- YOUR OBJECTIVE -
Work out how many lines in the data hold the word "exchange", and reply with that number only.

START RECORDED DATA

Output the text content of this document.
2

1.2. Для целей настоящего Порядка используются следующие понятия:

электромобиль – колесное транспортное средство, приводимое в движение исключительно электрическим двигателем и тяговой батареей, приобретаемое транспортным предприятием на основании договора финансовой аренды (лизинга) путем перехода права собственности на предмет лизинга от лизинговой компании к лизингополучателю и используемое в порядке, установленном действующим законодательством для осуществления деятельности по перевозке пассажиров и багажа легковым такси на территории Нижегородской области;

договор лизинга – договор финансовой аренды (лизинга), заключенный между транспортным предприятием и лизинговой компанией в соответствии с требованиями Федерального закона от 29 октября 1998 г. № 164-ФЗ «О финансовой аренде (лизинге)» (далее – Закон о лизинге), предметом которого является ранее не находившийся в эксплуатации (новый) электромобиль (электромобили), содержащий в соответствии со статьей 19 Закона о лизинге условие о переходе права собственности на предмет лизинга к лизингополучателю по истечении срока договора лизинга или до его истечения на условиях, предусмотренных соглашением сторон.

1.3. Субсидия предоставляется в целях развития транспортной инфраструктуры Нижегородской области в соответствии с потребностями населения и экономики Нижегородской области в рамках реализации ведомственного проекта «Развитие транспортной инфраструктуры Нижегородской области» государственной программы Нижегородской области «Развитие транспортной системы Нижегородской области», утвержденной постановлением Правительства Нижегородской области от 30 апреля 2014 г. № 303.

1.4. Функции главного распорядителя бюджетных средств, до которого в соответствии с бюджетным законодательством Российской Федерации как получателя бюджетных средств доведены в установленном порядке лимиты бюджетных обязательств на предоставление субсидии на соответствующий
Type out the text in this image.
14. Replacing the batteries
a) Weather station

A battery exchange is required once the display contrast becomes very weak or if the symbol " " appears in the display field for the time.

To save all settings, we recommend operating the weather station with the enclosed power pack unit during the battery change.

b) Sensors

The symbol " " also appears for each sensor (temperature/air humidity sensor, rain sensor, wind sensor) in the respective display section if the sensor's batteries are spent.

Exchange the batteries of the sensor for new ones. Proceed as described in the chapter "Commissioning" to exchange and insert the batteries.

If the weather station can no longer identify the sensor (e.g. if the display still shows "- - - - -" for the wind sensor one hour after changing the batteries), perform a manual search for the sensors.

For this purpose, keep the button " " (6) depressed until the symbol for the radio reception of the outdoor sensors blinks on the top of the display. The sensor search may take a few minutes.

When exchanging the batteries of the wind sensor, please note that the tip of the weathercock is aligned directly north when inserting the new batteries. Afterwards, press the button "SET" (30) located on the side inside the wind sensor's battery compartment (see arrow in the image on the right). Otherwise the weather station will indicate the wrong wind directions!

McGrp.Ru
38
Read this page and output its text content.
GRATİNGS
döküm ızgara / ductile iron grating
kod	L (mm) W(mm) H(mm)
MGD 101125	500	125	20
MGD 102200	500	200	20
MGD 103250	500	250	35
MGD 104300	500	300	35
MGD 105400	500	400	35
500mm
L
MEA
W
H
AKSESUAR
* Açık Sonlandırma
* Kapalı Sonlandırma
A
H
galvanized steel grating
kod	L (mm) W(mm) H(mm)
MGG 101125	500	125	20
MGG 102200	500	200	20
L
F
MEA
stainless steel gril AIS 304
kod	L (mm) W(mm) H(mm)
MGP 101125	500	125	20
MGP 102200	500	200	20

END RECORDED DATA

- SOLUTION TO THIS TASK -
2